> **SHORT EXERCISE**
Every line containing the word "Новая" needs to be found and copied.

> **PROVIDED DATA**
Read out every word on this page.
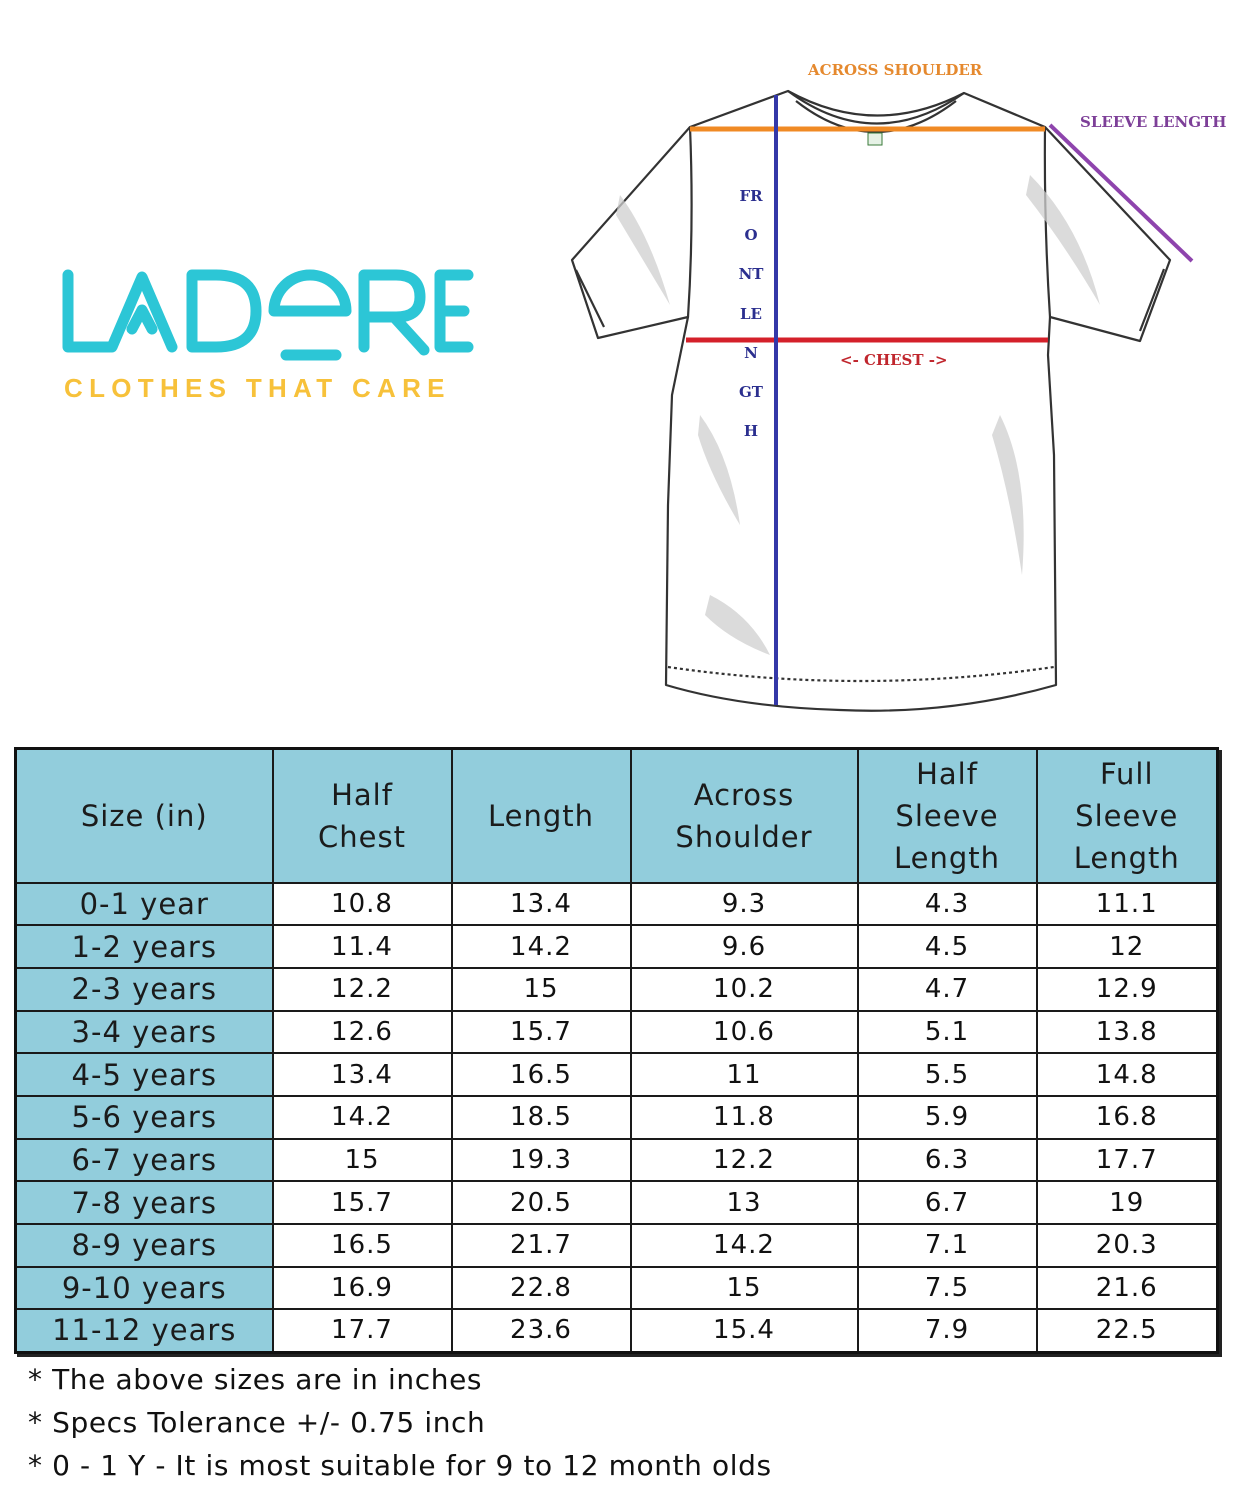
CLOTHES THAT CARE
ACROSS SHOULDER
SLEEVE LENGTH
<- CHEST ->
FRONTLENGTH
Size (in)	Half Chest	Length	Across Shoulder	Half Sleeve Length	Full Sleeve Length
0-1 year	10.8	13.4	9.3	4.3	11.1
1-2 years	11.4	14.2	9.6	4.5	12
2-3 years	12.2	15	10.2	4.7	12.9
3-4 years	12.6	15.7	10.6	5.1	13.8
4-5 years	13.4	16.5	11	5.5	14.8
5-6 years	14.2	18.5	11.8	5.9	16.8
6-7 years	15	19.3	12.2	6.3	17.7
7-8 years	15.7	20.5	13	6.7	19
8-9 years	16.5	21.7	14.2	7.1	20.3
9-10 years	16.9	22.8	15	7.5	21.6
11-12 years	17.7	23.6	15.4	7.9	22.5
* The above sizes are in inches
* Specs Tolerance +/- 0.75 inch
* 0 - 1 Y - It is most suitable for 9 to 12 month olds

---

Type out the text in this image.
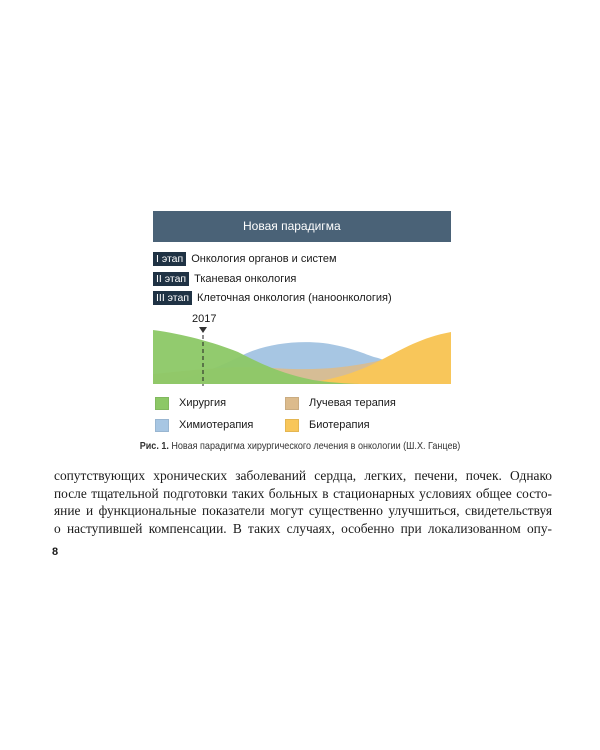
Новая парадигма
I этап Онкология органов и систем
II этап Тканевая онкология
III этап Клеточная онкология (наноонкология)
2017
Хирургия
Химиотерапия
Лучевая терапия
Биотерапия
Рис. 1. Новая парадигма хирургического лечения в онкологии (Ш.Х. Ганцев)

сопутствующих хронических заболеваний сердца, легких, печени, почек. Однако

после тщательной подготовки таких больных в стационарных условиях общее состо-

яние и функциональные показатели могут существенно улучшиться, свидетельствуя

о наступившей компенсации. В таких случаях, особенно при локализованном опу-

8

> **SOLUTION BELOW**
Новая парадигма
Рис. 1. Новая парадигма хирургического лечения в онкологии (Ш.Х. Ганцев)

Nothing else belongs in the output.